**What to work on:** Reproduce the listing below word for word, line by line, leaving out the pictures.

--- START Records for the task ---

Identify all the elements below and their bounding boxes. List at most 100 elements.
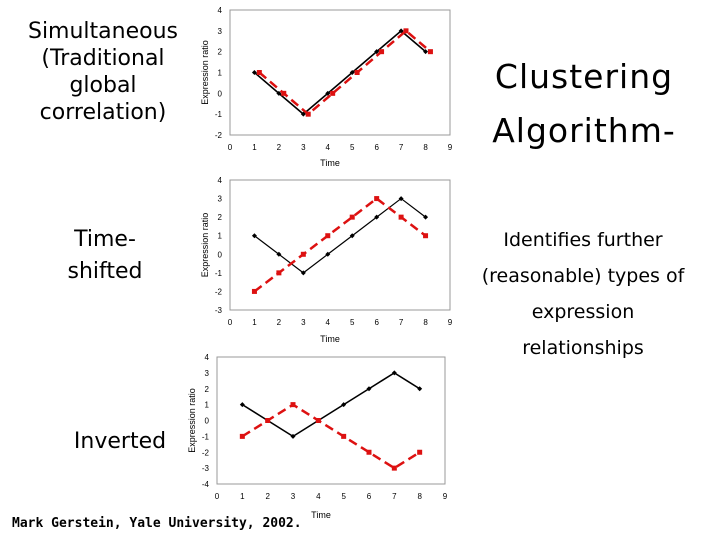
- x-tick-label: 9: [448, 318, 453, 327]
- data-point-red: [315, 418, 321, 423]
- time-shifted-label: Time- shifted: [30, 224, 180, 288]
- credit-text: Mark Gerstein, Yale University, 2002.: [12, 516, 302, 531]
- data-point-black: [391, 370, 397, 376]
- data-point-black: [417, 386, 423, 392]
- data-point-red: [239, 433, 245, 439]
- data-point-black: [276, 251, 282, 257]
- simultaneous-label: Simultaneous (Traditional global correla…: [12, 18, 194, 126]
- x-tick-label: 9: [443, 492, 448, 501]
- data-point-black: [374, 214, 380, 220]
- data-point-red: [330, 90, 336, 96]
- subtitle-line: Identifies further: [503, 229, 663, 251]
- x-tick-label: 3: [301, 143, 306, 152]
- x-tick-label: 8: [423, 318, 428, 327]
- y-tick-label: 2: [218, 213, 223, 222]
- data-point-red: [427, 49, 433, 55]
- data-point-red: [281, 90, 287, 96]
- series-line-red: [258, 29, 432, 116]
- x-axis-label: Time: [320, 158, 340, 168]
- y-tick-label: -2: [215, 131, 223, 140]
- x-tick-label: 6: [374, 318, 379, 327]
- data-point-black: [290, 433, 296, 439]
- y-tick-label: 4: [218, 6, 223, 15]
- y-tick-label: -4: [202, 480, 210, 489]
- series-line-red: [241, 403, 421, 470]
- data-point-black: [341, 402, 347, 408]
- data-point-red: [265, 418, 271, 423]
- inverted-label: Inverted: [73, 429, 167, 454]
- y-axis-label: Expression ratio: [200, 213, 210, 278]
- plot-frame: [229, 9, 451, 136]
- y-tick-label: 0: [218, 250, 223, 259]
- y-tick-label: 4: [218, 176, 223, 185]
- y-tick-label: -3: [215, 306, 223, 315]
- y-tick-label: 3: [218, 27, 223, 36]
- data-point-red: [349, 214, 355, 220]
- x-tick-label: 6: [374, 143, 379, 152]
- data-point-red: [300, 251, 306, 257]
- subtitle-line: relationships: [522, 337, 644, 359]
- series-line-black: [253, 30, 427, 115]
- x-tick-label: 3: [301, 318, 306, 327]
- data-point-red: [366, 449, 372, 455]
- y-tick-label: 0: [218, 89, 223, 98]
- y-tick-label: -1: [202, 432, 210, 441]
- series-line-black: [241, 372, 421, 438]
- simultaneous-label-line: correlation): [39, 100, 167, 125]
- x-tick-label: 1: [240, 492, 245, 501]
- data-point-red: [325, 233, 331, 239]
- y-tick-label: -1: [215, 110, 223, 119]
- data-point-red: [290, 402, 296, 408]
- data-point-black: [325, 90, 331, 96]
- inverted-chart: 4 3 2 1 0 -1 -2 -3 -4 0 1 2 3 4 5 6 7 8 9 Time Expression ra…: [187, 353, 448, 520]
- data-point-black: [349, 70, 355, 75]
- y-tick-label: -2: [215, 287, 223, 296]
- data-point-black: [398, 196, 404, 202]
- data-point-black: [276, 90, 282, 96]
- x-tick-label: 1: [252, 318, 257, 327]
- y-tick-label: 4: [205, 353, 210, 362]
- y-tick-label: 0: [205, 417, 210, 426]
- data-point-red: [398, 214, 404, 220]
- x-tick-label: 6: [367, 492, 372, 501]
- y-tick-label: 3: [205, 369, 210, 378]
- time-shifted-label-line: shifted: [67, 259, 143, 284]
- time-shifted-label-line: Time-: [74, 227, 136, 252]
- x-tick-label: 5: [350, 318, 355, 327]
- data-point-red: [403, 28, 409, 34]
- title-line: Algorithm-: [492, 111, 676, 150]
- data-point-black: [374, 49, 380, 55]
- data-point-black: [398, 28, 404, 34]
- x-tick-label: 8: [417, 492, 422, 501]
- x-tick-label: 7: [399, 143, 404, 152]
- x-tick-label: 8: [423, 143, 428, 152]
- y-axis-label: Expression ratio: [187, 388, 197, 453]
- x-tick-label: 7: [392, 492, 397, 501]
- y-tick-label: -3: [202, 464, 210, 473]
- y-axis-label: Expression ratio: [200, 40, 210, 105]
- data-point-black: [300, 111, 306, 117]
- y-tick-label: 1: [205, 401, 210, 410]
- data-point-red: [417, 449, 423, 455]
- data-point-red: [423, 233, 429, 239]
- simultaneous-label-line: global: [69, 73, 137, 98]
- data-point-black: [349, 233, 355, 239]
- simultaneous-chart: 4 3 2 1 0 -1 -2 0 1 2 3 4 5 6 7 8 9 Time Expression ratio: [200, 6, 453, 168]
- x-tick-label: 9: [448, 143, 453, 152]
- data-point-red: [341, 433, 347, 439]
- x-axis-label: Time: [320, 334, 340, 344]
- data-point-black: [423, 214, 429, 220]
- data-point-red: [379, 49, 385, 55]
- x-tick-label: 2: [277, 143, 282, 152]
- plot-frame: [229, 179, 451, 311]
- series-line-black: [254, 197, 426, 274]
- x-tick-label: 1: [252, 143, 257, 152]
- x-tick-label: 4: [326, 143, 331, 152]
- title-line: Clustering: [494, 57, 674, 96]
- plot-frame: [216, 356, 446, 485]
- y-tick-label: 2: [205, 385, 210, 394]
- data-point-red: [305, 111, 311, 117]
- data-point-black: [300, 270, 306, 276]
- x-tick-label: 2: [265, 492, 270, 501]
- x-tick-label: 0: [215, 492, 220, 501]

--- END Records for the task ---

**Answer to the task:**
Identify all the elements below and their bounding boxes. List at most 100 elements.
- x-tick-label: 9: [448, 318, 453, 327]
- data-point-red: [315, 418, 321, 423]
- time-shifted-label: Time- shifted: [30, 224, 180, 288]
- credit-text: Mark Gerstein, Yale University, 2002.: [12, 516, 302, 531]
- data-point-black: [391, 370, 397, 376]
- data-point-black: [417, 386, 423, 392]
- data-point-red: [239, 433, 245, 439]
- data-point-black: [276, 251, 282, 257]
- simultaneous-label: Simultaneous (Traditional global correla…: [12, 18, 194, 126]
- x-tick-label: 9: [443, 492, 448, 501]
- data-point-black: [374, 214, 380, 220]
- data-point-red: [330, 90, 336, 96]
- subtitle-line: Identifies further: [503, 229, 663, 251]
- x-tick-label: 3: [301, 143, 306, 152]
- x-tick-label: 8: [423, 318, 428, 327]
- y-tick-label: 2: [218, 213, 223, 222]
- data-point-red: [427, 49, 433, 55]
- data-point-red: [281, 90, 287, 96]
- series-line-red: [258, 29, 432, 116]
- x-axis-label: Time: [320, 158, 340, 168]
- y-tick-label: -2: [215, 131, 223, 140]
- x-tick-label: 6: [374, 318, 379, 327]
- data-point-black: [290, 433, 296, 439]
- y-tick-label: 4: [218, 6, 223, 15]
- y-tick-label: -4: [202, 480, 210, 489]
- series-line-red: [241, 403, 421, 470]
- data-point-black: [341, 402, 347, 408]
- data-point-red: [265, 418, 271, 423]
- inverted-label: Inverted: [73, 429, 167, 454]
- y-axis-label: Expression ratio: [200, 213, 210, 278]
- plot-frame: [229, 9, 451, 136]
- y-tick-label: 0: [218, 250, 223, 259]
- y-tick-label: 4: [218, 176, 223, 185]
- y-tick-label: -3: [215, 306, 223, 315]
- y-tick-label: 3: [218, 27, 223, 36]
- data-point-red: [349, 214, 355, 220]
- x-tick-label: 6: [374, 143, 379, 152]
- data-point-red: [300, 251, 306, 257]
- subtitle-line: relationships: [522, 337, 644, 359]
- series-line-black: [253, 30, 427, 115]
- x-tick-label: 3: [301, 318, 306, 327]
- data-point-red: [366, 449, 372, 455]
- y-tick-label: 0: [218, 89, 223, 98]
- y-tick-label: -1: [202, 432, 210, 441]
- series-line-black: [241, 372, 421, 438]
- simultaneous-label-line: correlation): [39, 100, 167, 125]
- x-tick-label: 1: [240, 492, 245, 501]
- data-point-red: [325, 233, 331, 239]
- y-tick-label: -1: [215, 110, 223, 119]
- data-point-red: [290, 402, 296, 408]
- data-point-black: [325, 90, 331, 96]
- inverted-chart: 4 3 2 1 0 -1 -2 -3 -4 0 1 2 3 4 5 6 7 8 9 Time Expression ra…: [187, 353, 448, 520]
- data-point-black: [349, 70, 355, 75]
- y-tick-label: -2: [215, 287, 223, 296]
- data-point-black: [398, 196, 404, 202]
- data-point-black: [276, 90, 282, 96]
- x-tick-label: 1: [252, 318, 257, 327]
- y-tick-label: 4: [205, 353, 210, 362]
- y-tick-label: 0: [205, 417, 210, 426]
- data-point-red: [398, 214, 404, 220]
- x-tick-label: 6: [367, 492, 372, 501]
- y-tick-label: 3: [205, 369, 210, 378]
- time-shifted-label-line: shifted: [67, 259, 143, 284]
- time-shifted-label-line: Time-: [74, 227, 136, 252]
- x-tick-label: 5: [350, 318, 355, 327]
- data-point-red: [403, 28, 409, 34]
- title-line: Algorithm-: [492, 111, 676, 150]
- data-point-black: [374, 49, 380, 55]
- data-point-black: [398, 28, 404, 34]
- x-tick-label: 8: [417, 492, 422, 501]
- x-tick-label: 7: [399, 143, 404, 152]
- x-tick-label: 8: [423, 143, 428, 152]
- y-axis-label: Expression ratio: [187, 388, 197, 453]
- x-tick-label: 7: [392, 492, 397, 501]
- y-tick-label: -3: [202, 464, 210, 473]
- y-axis-label: Expression ratio: [200, 40, 210, 105]
- data-point-black: [300, 111, 306, 117]
- y-tick-label: 1: [205, 401, 210, 410]
- data-point-red: [417, 449, 423, 455]
- data-point-red: [423, 233, 429, 239]
- simultaneous-label-line: global: [69, 73, 137, 98]
- data-point-black: [349, 233, 355, 239]
- simultaneous-chart: 4 3 2 1 0 -1 -2 0 1 2 3 4 5 6 7 8 9 Time Expression ratio: [200, 6, 453, 168]
- x-tick-label: 9: [448, 143, 453, 152]
- data-point-red: [341, 433, 347, 439]
- x-axis-label: Time: [320, 334, 340, 344]
- data-point-black: [423, 214, 429, 220]
- data-point-red: [379, 49, 385, 55]
- x-tick-label: 2: [277, 143, 282, 152]
- plot-frame: [229, 179, 451, 311]
- series-line-black: [254, 197, 426, 274]
- x-tick-label: 1: [252, 143, 257, 152]
- x-tick-label: 4: [326, 143, 331, 152]
- title-line: Clustering: [494, 57, 674, 96]
- plot-frame: [216, 356, 446, 485]
- y-tick-label: 2: [205, 385, 210, 394]
- data-point-red: [305, 111, 311, 117]
- data-point-black: [300, 270, 306, 276]
- x-tick-label: 2: [265, 492, 270, 501]
- x-tick-label: 0: [215, 492, 220, 501]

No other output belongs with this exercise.